* [GIVEN REQUEST] Summarize the headlines from 2012 passage in two sentences.

* [PASSAGE GIVEN]
[BEGIN]

Wednesday, April 25, 2007

Thursday Thirteen: Headlines from 2012


Thirteen headlines from 2012


1. Wills and Colleen to wed!
Prince William announced today his engagement to Colleen McLoughlin, former girlfriend of Manchester United and England striker Wayne Rooney. Rooney is said to be devastated and too depressed to play football any more. "I might take up ping-pong though," he said. Other reactions came from Buckingham Palace, where the Queen is said to have asked why her son was marrying Princess Fiona from the seven Shrek movies; and Kate Middleton, who was heard to mutter, "They never asked me to be on the cover of American Vogue."

2. Olympic Stadium set to be finished by 2025
The Sir David Beckham Stadium is set to be finished ahead of schedule in 2025. Critics have pointed out that it ought have been finished in time for the Olympics in London this year, but Mayor Ken Livingstone responded that he only heard of the Olympics for the first time seven years ago, "and how long do you think it takes to build a stadium anyway?"

3. Harry Potter and the Unemployment Centre released in July!
The tenth book in the series follows Harry as he prepares to leave Wandsticks University and finds that a 2-1 in Applied Magic won't get him far in the job market. Now poor Harry is faced with mounting debts from his multi-million-galleon education, not to mention trying to support the wand-weilding twins resulting from his affair with Ginny Weasley and trying to write a best man speech for Ron and Hermione's wedding.

4. Petrol prices in the UK hit £10/gallon
"I remember back in 2007 when it passed £4 a gallon," said Larry Driver of Epping, "and we all thought that was monstrous. I can't believe it still costs less than a quid in America. What, do they just pull it out of the ground over there?" The price hike comes after a 400% tax is placed on all car products. The price of an average family car is now higher than the average family home.

5. Salt declared a Class A drug
From July, anyone found in possession of a full gram of salt could face ten years in jail, with suppliers getting lifetime imprisonment. "The problem is that it's so easy to make," said Doctor Nannystate, a government research scientist. "We have massive communities of salt-addicts living by the sea, just boiling water to get salt. It's become a huge problem and we just don't have the police-power to deal with it."

[END]

* [DATASET ENTRIES]
[BEGIN]

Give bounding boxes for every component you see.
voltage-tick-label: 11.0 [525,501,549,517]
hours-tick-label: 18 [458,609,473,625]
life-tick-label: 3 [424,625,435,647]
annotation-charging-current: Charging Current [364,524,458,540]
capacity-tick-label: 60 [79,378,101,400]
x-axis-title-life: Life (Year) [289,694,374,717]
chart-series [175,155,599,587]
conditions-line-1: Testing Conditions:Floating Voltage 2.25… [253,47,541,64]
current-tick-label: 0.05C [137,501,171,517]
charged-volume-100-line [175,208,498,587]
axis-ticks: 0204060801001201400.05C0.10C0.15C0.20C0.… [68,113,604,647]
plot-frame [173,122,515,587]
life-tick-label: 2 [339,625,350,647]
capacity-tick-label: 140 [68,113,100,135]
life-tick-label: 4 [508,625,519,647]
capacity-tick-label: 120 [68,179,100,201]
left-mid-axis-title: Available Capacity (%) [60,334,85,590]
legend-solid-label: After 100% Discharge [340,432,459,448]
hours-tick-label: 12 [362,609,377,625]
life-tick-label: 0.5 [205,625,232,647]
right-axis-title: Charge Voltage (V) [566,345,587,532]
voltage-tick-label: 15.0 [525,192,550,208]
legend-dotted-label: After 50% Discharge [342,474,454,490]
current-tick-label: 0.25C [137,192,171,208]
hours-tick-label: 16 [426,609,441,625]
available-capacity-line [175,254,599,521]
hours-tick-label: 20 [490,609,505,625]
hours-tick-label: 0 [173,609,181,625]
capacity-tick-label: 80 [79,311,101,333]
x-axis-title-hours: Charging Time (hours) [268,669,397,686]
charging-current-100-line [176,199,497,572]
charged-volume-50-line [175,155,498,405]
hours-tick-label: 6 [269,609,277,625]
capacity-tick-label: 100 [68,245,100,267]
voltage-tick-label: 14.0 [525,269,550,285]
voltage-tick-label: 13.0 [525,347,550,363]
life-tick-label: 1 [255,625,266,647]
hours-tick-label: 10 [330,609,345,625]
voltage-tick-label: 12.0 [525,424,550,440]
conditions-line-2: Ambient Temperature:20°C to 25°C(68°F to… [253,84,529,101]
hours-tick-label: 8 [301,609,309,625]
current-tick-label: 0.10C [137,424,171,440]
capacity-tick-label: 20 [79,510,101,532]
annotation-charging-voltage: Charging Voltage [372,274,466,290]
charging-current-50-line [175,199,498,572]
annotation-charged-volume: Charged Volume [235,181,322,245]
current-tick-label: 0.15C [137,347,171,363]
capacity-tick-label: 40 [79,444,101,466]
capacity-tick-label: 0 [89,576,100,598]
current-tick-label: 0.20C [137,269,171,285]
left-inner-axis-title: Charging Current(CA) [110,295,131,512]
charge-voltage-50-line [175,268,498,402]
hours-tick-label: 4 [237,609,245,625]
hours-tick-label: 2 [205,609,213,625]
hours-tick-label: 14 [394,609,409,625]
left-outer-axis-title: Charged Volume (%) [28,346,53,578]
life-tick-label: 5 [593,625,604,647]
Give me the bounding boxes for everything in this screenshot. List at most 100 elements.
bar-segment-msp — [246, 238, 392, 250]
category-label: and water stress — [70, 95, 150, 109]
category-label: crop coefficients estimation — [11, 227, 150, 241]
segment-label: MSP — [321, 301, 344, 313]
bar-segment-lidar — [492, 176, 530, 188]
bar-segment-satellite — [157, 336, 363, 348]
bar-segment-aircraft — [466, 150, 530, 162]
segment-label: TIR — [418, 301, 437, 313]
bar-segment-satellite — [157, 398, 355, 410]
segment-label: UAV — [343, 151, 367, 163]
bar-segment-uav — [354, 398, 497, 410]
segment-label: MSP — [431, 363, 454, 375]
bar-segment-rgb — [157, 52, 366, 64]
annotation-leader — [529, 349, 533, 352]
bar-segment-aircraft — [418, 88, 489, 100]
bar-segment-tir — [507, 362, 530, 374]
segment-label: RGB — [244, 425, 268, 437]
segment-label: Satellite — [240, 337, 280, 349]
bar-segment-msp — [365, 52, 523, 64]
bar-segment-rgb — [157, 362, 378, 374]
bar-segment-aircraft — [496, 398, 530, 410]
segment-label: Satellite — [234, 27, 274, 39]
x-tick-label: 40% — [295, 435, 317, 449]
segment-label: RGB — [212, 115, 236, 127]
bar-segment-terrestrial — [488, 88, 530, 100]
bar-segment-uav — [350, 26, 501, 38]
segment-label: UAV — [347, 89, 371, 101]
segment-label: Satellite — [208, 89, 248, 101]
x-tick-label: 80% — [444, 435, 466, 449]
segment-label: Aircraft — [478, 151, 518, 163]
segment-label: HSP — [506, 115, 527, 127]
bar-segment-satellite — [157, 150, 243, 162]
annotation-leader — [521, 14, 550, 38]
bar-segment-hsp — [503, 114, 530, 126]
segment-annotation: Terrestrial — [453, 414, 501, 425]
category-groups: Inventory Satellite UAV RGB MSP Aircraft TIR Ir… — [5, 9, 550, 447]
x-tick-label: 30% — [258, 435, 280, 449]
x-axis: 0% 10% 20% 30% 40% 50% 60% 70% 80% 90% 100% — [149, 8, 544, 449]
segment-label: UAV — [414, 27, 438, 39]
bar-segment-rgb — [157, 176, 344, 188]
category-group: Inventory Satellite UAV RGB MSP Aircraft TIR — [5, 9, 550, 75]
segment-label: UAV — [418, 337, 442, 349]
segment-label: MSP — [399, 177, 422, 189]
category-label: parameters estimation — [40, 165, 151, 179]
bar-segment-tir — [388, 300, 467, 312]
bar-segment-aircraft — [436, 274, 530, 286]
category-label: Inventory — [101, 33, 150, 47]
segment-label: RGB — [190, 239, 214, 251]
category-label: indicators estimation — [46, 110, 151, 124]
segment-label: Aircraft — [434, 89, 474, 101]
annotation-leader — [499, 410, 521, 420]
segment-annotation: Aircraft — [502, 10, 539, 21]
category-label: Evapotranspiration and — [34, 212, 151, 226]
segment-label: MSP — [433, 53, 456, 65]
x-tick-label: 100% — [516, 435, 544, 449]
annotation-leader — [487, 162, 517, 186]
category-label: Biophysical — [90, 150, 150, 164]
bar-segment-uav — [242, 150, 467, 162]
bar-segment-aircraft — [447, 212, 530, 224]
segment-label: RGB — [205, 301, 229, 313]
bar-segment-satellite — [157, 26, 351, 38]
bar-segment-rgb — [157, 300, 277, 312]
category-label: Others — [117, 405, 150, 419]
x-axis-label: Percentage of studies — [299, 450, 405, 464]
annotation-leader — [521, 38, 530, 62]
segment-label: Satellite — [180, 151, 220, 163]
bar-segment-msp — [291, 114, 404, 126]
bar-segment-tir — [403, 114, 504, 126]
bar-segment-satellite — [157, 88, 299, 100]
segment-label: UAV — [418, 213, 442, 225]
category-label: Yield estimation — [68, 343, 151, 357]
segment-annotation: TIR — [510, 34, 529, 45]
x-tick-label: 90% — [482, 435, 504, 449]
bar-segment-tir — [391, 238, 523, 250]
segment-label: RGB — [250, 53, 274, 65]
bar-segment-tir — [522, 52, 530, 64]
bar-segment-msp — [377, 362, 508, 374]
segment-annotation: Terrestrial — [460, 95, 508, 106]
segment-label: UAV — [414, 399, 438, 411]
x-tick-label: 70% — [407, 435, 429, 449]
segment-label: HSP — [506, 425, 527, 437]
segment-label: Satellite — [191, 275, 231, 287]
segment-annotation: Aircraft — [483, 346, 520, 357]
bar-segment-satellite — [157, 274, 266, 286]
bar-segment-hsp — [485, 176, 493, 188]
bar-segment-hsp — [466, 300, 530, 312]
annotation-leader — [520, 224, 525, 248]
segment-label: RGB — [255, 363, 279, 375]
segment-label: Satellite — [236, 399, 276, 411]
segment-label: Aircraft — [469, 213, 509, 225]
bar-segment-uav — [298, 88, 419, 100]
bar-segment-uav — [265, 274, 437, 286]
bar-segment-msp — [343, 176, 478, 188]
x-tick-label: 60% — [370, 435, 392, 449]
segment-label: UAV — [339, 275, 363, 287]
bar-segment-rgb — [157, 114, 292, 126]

[END]

* [SOLUTION] The passage lists headlines from 2012, including Prince William's engagement to Colleen McLoughlin, a Sir David Beckham Stadium set to be finished in 2025 though critics say it should have been ready for the London Olympics that year, and a tenth Harry Potter book in which Harry leaves Wandsticks University and struggles in the job market. It also reports that UK petrol has hit £10 a gallon after a 400% tax on all car products, and that salt has been declared a Class A drug, with possession of a full gram punishable by up to ten years in jail.